## GIVEN INFORMATION
####

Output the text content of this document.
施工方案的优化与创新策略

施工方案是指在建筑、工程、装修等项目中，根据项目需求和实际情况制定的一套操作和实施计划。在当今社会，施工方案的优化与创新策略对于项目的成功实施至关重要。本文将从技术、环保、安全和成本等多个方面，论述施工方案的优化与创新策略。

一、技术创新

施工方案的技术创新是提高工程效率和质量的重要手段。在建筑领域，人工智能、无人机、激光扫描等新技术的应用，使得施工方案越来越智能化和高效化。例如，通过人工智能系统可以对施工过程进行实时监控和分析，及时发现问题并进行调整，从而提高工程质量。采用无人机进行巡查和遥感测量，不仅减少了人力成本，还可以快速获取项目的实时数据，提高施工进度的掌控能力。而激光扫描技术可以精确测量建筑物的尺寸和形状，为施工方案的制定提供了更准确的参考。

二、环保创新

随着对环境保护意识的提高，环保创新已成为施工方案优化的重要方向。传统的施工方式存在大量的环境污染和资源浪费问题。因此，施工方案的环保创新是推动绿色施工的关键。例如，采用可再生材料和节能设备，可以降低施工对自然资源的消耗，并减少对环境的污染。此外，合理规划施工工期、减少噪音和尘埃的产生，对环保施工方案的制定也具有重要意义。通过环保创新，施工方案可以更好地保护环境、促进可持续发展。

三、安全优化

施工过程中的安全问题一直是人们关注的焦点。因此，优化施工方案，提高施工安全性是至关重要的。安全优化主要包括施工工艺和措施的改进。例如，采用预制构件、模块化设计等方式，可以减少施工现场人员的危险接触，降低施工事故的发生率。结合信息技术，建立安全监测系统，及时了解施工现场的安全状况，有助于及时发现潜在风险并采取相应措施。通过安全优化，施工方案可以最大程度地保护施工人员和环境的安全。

####

## DIRECTIVE
Retype every entry above, word for word.

## SOLUTION
Output the text content of this document.
施工方案的优化与创新策略

施工方案是指在建筑、工程、装修等项目中，根据项目需求和实际情况制定的一套操作和实施计划。在当今社会，施工方案的优化与创新策略对于项目的成功实施至关重要。本文将从技术、环保、安全和成本等多个方面，论述施工方案的优化与创新策略。

一、技术创新

施工方案的技术创新是提高工程效率和质量的重要手段。在建筑领域，人工智能、无人机、激光扫描等新技术的应用，使得施工方案越来越智能化和高效化。例如，通过人工智能系统可以对施工过程进行实时监控和分析，及时发现问题并进行调整，从而提高工程质量。采用无人机进行巡查和遥感测量，不仅减少了人力成本，还可以快速获取项目的实时数据，提高施工进度的掌控能力。而激光扫描技术可以精确测量建筑物的尺寸和形状，为施工方案的制定提供了更准确的参考。

二、环保创新

随着对环境保护意识的提高，环保创新已成为施工方案优化的重要方向。传统的施工方式存在大量的环境污染和资源浪费问题。因此，施工方案的环保创新是推动绿色施工的关键。例如，采用可再生材料和节能设备，可以降低施工对自然资源的消耗，并减少对环境的污染。此外，合理规划施工工期、减少噪音和尘埃的产生，对环保施工方案的制定也具有重要意义。通过环保创新，施工方案可以更好地保护环境、促进可持续发展。

三、安全优化

施工过程中的安全问题一直是人们关注的焦点。因此，优化施工方案，提高施工安全性是至关重要的。安全优化主要包括施工工艺和措施的改进。例如，采用预制构件、模块化设计等方式，可以减少施工现场人员的危险接触，降低施工事故的发生率。结合信息技术，建立安全监测系统，及时了解施工现场的安全状况，有助于及时发现潜在风险并采取相应措施。通过安全优化，施工方案可以最大程度地保护施工人员和环境的安全。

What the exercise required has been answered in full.